Filter the listing below, copying every line in which the word "arrow" appears.

Start Items

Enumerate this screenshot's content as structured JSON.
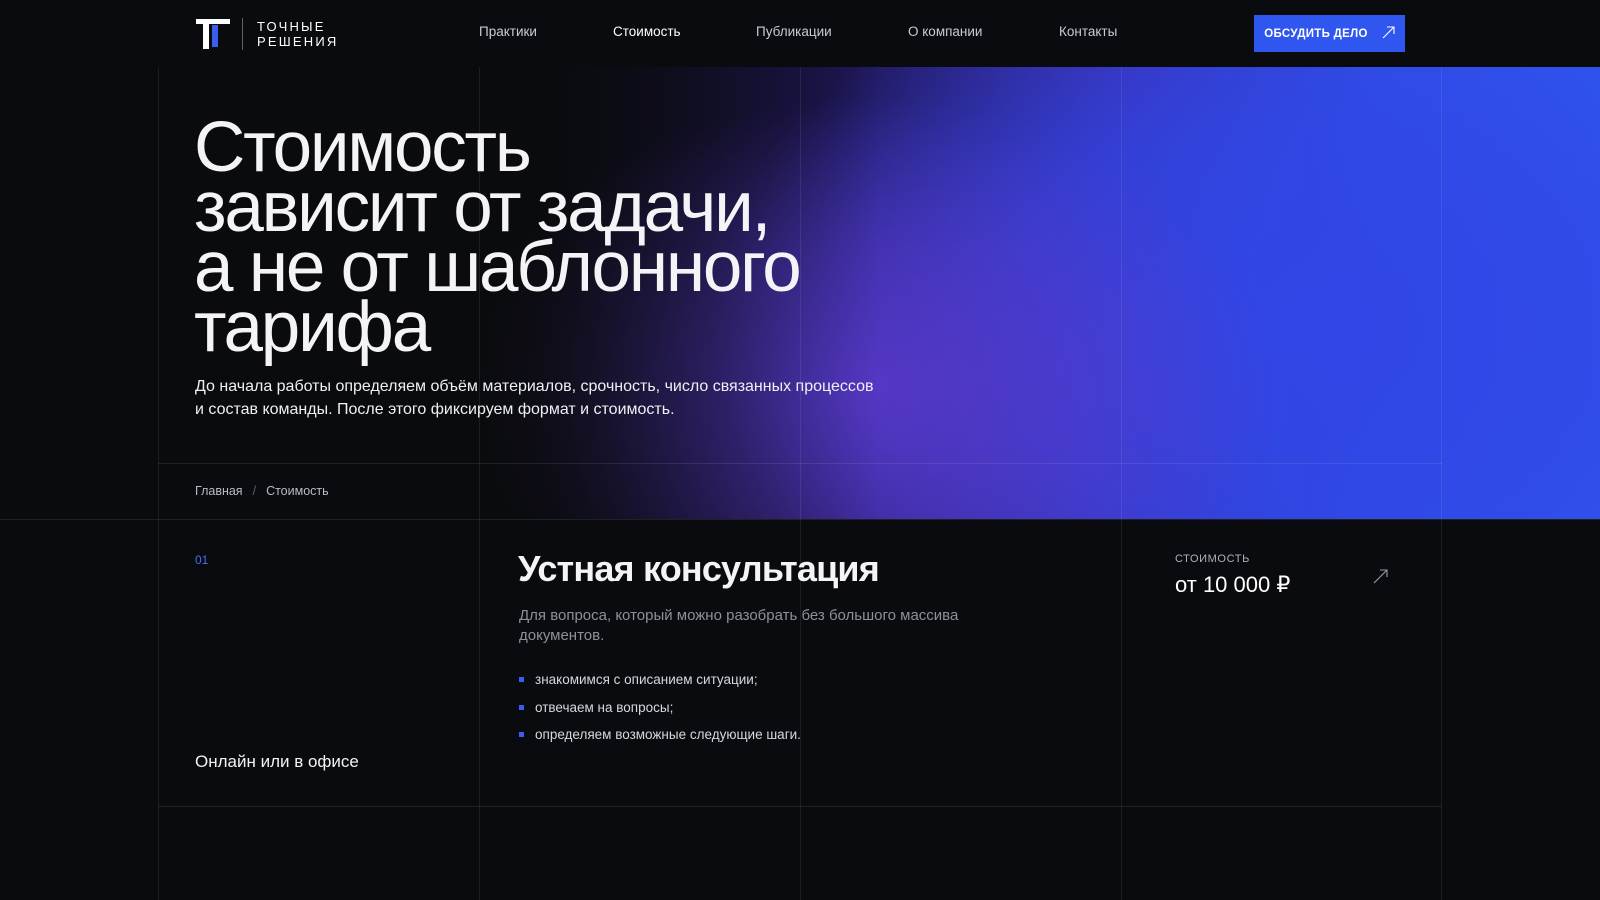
{
  "brand": {
    "name_line1": "ТОЧНЫЕ",
    "name_line2": "РЕШЕНИЯ",
    "accent_color": "#2f57ef"
  },
  "nav": {
    "items": [
      {
        "label": "Практики",
        "active": false
      },
      {
        "label": "Стоимость",
        "active": true
      },
      {
        "label": "Публикации",
        "active": false
      },
      {
        "label": "О компании",
        "active": false
      },
      {
        "label": "Контакты",
        "active": false
      }
    ],
    "cta_label": "ОБСУДИТЬ ДЕЛО",
    "cta_icon": "arrow-up-right-icon"
  },
  "hero": {
    "title_lines": [
      "Стоимость",
      "зависит от задачи,",
      "а не от шаблонного",
      "тарифа"
    ],
    "subtitle": "До начала работы определяем объём материалов, срочность, число связанных процессов и состав команды. После этого фиксируем формат и стоимость."
  },
  "breadcrumb": {
    "items": [
      "Главная",
      "Стоимость"
    ],
    "separator": "/"
  },
  "services": [
    {
      "number": "01",
      "title": "Устная консультация",
      "description": "Для вопроса, который можно разобрать без большого массива документов.",
      "steps": [
        "знакомимся с описанием ситуации;",
        "отвечаем на вопросы;",
        "определяем возможные следующие шаги."
      ],
      "format": "Онлайн или в офисе",
      "price_label": "стоимость",
      "price_value": "от 10 000 ₽",
      "arrow_icon": "arrow-up-right-icon"
    }
  ]
}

End Items

▸ Reply
    "cta_icon": "arrow-up-right-icon"
      "arrow_icon": "arrow-up-right-icon"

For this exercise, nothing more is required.